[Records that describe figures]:

'''

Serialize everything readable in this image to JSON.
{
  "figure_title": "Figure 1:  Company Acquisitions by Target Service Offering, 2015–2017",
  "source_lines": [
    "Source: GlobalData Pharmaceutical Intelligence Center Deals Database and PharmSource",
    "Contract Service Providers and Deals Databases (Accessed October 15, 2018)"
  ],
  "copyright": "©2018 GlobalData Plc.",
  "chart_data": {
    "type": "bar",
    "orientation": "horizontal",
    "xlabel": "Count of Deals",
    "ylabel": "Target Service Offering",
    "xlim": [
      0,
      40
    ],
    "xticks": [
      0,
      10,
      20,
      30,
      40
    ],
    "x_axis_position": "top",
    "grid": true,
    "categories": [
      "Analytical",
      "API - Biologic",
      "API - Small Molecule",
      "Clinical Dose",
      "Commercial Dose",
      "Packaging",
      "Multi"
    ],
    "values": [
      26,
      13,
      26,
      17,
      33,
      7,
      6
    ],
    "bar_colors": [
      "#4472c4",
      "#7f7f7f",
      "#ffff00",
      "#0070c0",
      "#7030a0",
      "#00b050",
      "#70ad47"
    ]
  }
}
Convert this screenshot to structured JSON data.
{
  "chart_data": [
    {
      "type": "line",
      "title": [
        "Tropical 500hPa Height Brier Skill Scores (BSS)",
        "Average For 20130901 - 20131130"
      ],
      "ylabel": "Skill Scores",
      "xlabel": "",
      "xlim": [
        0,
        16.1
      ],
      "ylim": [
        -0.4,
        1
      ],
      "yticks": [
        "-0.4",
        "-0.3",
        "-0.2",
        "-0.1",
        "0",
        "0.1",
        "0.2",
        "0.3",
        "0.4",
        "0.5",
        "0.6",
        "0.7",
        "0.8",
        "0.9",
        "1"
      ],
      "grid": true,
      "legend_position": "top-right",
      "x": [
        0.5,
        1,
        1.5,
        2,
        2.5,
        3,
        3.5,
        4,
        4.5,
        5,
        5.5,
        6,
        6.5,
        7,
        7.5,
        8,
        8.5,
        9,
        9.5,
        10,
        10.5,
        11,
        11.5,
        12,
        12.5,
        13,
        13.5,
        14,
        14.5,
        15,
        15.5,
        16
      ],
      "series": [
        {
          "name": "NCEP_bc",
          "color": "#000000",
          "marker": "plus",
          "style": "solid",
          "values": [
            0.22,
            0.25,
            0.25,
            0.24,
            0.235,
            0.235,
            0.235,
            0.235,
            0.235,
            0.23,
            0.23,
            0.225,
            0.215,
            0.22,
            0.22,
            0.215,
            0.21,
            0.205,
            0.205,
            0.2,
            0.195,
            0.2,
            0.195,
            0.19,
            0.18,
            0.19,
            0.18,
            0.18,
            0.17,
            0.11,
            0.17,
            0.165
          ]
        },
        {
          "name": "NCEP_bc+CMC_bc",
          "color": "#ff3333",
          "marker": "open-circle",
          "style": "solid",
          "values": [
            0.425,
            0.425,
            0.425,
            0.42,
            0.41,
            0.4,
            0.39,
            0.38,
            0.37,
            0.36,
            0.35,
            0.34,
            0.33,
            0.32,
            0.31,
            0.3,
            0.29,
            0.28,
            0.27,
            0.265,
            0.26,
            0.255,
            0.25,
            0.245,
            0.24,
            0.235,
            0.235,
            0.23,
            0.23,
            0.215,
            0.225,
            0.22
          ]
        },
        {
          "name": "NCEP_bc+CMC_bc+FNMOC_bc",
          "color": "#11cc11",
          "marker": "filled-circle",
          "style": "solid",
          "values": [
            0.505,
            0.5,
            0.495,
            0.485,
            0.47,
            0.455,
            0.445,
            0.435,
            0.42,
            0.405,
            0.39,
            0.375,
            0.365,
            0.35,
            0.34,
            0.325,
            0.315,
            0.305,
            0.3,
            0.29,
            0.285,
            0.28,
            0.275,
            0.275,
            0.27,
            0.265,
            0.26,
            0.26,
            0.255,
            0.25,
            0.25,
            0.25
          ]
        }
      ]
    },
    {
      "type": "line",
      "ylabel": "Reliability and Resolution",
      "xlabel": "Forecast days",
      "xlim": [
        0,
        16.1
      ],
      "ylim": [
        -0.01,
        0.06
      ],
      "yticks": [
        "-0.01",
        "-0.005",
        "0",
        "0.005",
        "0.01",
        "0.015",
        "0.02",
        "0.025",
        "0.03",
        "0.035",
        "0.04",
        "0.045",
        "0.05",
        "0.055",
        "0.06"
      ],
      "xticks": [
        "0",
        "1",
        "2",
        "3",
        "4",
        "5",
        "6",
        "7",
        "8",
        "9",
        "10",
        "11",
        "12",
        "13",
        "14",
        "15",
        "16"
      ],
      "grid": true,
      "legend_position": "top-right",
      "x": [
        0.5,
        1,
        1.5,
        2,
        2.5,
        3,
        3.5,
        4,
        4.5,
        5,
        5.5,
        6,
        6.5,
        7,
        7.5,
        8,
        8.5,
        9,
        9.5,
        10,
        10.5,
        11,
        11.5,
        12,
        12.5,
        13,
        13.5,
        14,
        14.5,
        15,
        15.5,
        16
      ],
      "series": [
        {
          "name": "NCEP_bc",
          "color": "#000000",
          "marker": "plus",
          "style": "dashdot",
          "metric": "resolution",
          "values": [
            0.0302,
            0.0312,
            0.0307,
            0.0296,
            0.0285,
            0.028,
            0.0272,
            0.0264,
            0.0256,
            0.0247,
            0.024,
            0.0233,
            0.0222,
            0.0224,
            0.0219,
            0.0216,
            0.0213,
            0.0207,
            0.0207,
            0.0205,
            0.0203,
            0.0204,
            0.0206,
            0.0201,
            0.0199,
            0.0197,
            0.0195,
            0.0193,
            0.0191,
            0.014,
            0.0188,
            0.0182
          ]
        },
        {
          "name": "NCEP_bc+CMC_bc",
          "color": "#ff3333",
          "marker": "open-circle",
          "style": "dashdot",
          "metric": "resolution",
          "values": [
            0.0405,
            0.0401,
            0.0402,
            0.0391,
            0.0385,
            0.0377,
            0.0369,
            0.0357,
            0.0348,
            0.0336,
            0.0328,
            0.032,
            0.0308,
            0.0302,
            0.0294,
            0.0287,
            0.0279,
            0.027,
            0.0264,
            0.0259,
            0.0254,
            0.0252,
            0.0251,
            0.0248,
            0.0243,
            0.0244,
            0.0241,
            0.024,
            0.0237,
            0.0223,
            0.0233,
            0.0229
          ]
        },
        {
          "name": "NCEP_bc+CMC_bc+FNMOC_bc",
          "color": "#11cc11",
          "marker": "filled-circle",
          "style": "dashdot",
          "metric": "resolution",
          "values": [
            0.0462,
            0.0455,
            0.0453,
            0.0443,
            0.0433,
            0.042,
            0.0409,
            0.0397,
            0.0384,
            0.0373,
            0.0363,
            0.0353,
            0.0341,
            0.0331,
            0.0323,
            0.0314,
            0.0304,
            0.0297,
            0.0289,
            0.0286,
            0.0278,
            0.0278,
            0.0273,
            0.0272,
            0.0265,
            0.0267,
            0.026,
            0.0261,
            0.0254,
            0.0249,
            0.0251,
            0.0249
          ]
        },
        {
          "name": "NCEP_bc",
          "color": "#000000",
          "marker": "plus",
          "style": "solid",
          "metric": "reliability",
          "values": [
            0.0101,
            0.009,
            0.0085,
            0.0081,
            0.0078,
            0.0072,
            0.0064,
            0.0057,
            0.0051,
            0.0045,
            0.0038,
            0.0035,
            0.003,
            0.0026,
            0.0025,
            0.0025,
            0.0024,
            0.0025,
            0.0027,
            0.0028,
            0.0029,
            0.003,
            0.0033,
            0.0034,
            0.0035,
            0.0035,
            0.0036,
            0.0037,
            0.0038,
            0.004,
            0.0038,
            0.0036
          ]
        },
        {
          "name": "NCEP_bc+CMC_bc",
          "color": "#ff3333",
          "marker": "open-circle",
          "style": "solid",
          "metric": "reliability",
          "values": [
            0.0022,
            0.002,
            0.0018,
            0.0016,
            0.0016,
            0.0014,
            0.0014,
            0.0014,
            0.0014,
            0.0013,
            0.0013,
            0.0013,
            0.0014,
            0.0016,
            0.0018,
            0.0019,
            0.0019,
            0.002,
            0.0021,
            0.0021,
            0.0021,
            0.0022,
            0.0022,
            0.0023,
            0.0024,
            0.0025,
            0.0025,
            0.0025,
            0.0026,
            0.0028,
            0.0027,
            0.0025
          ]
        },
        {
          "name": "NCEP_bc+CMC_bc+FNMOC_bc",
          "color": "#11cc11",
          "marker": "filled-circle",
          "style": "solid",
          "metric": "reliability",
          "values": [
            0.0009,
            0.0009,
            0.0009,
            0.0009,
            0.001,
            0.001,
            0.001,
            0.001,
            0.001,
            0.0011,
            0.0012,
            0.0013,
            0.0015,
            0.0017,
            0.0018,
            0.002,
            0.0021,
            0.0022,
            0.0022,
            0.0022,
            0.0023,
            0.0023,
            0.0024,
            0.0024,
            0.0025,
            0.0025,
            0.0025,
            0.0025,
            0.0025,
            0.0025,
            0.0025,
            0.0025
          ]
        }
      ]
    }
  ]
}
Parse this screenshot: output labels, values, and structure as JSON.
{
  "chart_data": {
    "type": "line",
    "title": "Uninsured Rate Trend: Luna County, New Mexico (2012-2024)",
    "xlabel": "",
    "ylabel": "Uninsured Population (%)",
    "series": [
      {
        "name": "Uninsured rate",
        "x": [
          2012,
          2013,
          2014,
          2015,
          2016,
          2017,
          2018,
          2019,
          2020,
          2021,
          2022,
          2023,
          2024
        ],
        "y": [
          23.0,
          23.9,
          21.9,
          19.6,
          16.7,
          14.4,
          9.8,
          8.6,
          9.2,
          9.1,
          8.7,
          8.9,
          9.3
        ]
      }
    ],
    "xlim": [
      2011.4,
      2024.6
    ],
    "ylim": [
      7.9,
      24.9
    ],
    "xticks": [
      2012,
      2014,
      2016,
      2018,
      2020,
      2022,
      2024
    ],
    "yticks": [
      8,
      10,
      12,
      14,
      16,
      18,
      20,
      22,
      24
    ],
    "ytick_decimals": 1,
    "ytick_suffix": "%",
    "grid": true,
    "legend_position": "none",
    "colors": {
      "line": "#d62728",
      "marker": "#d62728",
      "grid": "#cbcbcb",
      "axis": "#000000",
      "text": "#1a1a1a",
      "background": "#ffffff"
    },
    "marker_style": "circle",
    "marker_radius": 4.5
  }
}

'''

[TO DO]: Which lines hold the word "Deals"? Copy every one of them.

[SOLVED EXERCISE]:
    "Source: GlobalData Pharmaceutical Intelligence Center Deals Database and PharmSource",
    "Contract Service Providers and Deals Databases (Accessed October 15, 2018)"
    "xlabel": "Count of Deals",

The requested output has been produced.